Я не питал особых симпатий к покойному Гучкову. Мне он всегда представлялся политическим карьеристом, избравшим критику военного ведомства трамплином для своих политических успехов. Это позволяло ему, разыгрывая роль горячего патриота, обходить вопросы внутренней политики, значительно более щекотливые во всех отношениях. Он довольно ловко сумел приобрести в думских кругах репутацию знатока военного дела, хотя фактически являлся лишь рупором оппозиционно настроенной военной молодежи, которого хитрый Поливанов использовал для тайной борьбы с Сухомлиновым.
В Государственной думе он, как и другие либералы, часто выступал с критикой царского правительства, но, конечно, и во сне не помышлял о революции, а добивался лишь расширения значения народного представительства. Говорить нечего, что некоторые выступления либералов лили воду на колесо революции, но отсюда далеко до признания их революционерами. Что же касается до деятельности Гучкова как военного министра, то я мог бы отметить лишь его крайне упадочное настроение в то время, недопустимое для человека, взявшегося возглавлять военное ведомство в исключительно острый момент. Однако он не только не являлся сознательным разрушителем дисциплины, а как умел пытался бороться с этим явлением. В письме к Деникину я вступался за Гучкова не потому, что ценил еще его борьбу за сохранение дисциплины, а исключительно потому, что на меня производили отталкивающее впечатление эмигрантские запоздалые взаимные обвинения в поисках причин своего разгрома, которые они хотели видеть в мелких ошибках своих же товарищей по оружию, а не в сущности той позиции, которую они отстаивали.
Что же касается «ошибок», так в них грешен даже главный вождь контрреволюции Корнилов: он, горячо ратовавший за старую дисциплину, после Февральской революции собственноручно навесил Георгиевский крест на грудь первому нарушителю этой дисциплины – унтер-офицеру Кирпичникову, убившему своего ротного командира перед фронтом роты и этим положившему начало массовому переходу солдат Петроградского гарнизона на сторону рабочих.

■ ■ ■

Перепишите из текста о Гучкове без изменений фрагмент, начиная со слов «Я не питал особых» и далее до слов «борьбы с Сухомлиновым.» включительно. Для выполнения опирайтесь только на текст о Гучкове.

■ ■ ■

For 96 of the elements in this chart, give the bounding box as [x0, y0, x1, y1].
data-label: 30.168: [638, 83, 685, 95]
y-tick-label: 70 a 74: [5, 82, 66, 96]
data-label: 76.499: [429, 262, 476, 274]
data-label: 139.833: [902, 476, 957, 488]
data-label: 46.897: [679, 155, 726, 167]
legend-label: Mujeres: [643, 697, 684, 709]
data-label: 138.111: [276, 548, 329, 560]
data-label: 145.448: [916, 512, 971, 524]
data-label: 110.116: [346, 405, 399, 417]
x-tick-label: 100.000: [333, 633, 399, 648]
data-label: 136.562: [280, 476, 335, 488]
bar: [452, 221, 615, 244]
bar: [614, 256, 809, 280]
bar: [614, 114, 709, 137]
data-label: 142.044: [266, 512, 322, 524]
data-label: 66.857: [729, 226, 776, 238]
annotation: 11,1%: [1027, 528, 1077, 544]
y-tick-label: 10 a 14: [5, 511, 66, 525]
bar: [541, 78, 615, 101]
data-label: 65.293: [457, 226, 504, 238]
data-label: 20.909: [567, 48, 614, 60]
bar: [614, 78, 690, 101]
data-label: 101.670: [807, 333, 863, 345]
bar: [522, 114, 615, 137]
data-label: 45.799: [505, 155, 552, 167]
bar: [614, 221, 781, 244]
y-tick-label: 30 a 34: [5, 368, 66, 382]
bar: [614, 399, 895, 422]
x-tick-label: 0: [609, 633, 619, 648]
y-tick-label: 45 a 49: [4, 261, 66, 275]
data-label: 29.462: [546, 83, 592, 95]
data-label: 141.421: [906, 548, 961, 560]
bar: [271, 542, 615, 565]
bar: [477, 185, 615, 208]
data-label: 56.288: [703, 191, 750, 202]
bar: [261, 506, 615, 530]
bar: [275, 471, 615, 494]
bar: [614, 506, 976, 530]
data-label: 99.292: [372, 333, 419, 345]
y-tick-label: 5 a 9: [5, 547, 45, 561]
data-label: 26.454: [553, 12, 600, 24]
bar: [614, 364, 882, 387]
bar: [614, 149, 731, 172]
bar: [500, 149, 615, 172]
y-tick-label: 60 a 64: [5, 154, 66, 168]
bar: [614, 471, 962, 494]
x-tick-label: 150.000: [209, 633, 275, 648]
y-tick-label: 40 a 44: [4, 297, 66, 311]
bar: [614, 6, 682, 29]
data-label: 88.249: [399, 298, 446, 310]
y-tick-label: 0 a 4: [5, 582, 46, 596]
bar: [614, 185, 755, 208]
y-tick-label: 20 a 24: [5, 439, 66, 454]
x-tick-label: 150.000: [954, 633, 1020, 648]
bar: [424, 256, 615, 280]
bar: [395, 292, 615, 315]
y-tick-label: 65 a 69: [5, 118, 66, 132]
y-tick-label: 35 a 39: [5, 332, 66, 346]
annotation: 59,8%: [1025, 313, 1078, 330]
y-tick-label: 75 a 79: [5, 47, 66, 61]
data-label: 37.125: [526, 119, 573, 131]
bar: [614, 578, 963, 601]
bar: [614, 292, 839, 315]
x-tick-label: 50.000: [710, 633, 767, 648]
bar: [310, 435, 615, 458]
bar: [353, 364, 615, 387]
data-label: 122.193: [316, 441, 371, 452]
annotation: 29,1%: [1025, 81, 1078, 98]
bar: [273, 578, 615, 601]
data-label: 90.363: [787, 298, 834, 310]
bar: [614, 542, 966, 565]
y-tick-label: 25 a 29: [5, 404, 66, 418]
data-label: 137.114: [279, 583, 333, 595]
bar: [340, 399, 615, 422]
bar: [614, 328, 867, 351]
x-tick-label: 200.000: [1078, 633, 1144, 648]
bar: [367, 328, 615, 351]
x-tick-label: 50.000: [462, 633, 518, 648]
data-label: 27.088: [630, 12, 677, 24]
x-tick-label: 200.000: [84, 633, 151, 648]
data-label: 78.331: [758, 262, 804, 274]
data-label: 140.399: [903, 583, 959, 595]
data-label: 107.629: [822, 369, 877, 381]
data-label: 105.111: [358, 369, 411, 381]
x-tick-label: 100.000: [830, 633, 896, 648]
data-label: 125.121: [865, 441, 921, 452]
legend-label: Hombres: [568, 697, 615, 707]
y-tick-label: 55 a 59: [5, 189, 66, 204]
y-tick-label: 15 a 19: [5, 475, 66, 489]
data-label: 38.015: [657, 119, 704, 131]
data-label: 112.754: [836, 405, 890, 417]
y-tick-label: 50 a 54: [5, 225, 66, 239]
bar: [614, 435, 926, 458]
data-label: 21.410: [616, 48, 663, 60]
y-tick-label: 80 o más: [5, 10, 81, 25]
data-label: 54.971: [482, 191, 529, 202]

■ ■ ■

[РЕШЕНИЕ ЗАДАНИЯ]
Я не питал особых симпатий к покойному Гучкову. Мне он всегда представлялся политическим карьеристом, избравшим критику военного ведомства трамплином для своих политических успехов. Это позволяло ему, разыгрывая роль горячего патриота, обходить вопросы внутренней политики, значительно более щекотливые во всех отношениях. Он довольно ловко сумел приобрести в думских кругах репутацию знатока военного дела, хотя фактически являлся лишь рупором оппозиционно настроенной военной молодежи, которого хитрый Поливанов использовал для тайной борьбы с Сухомлиновым.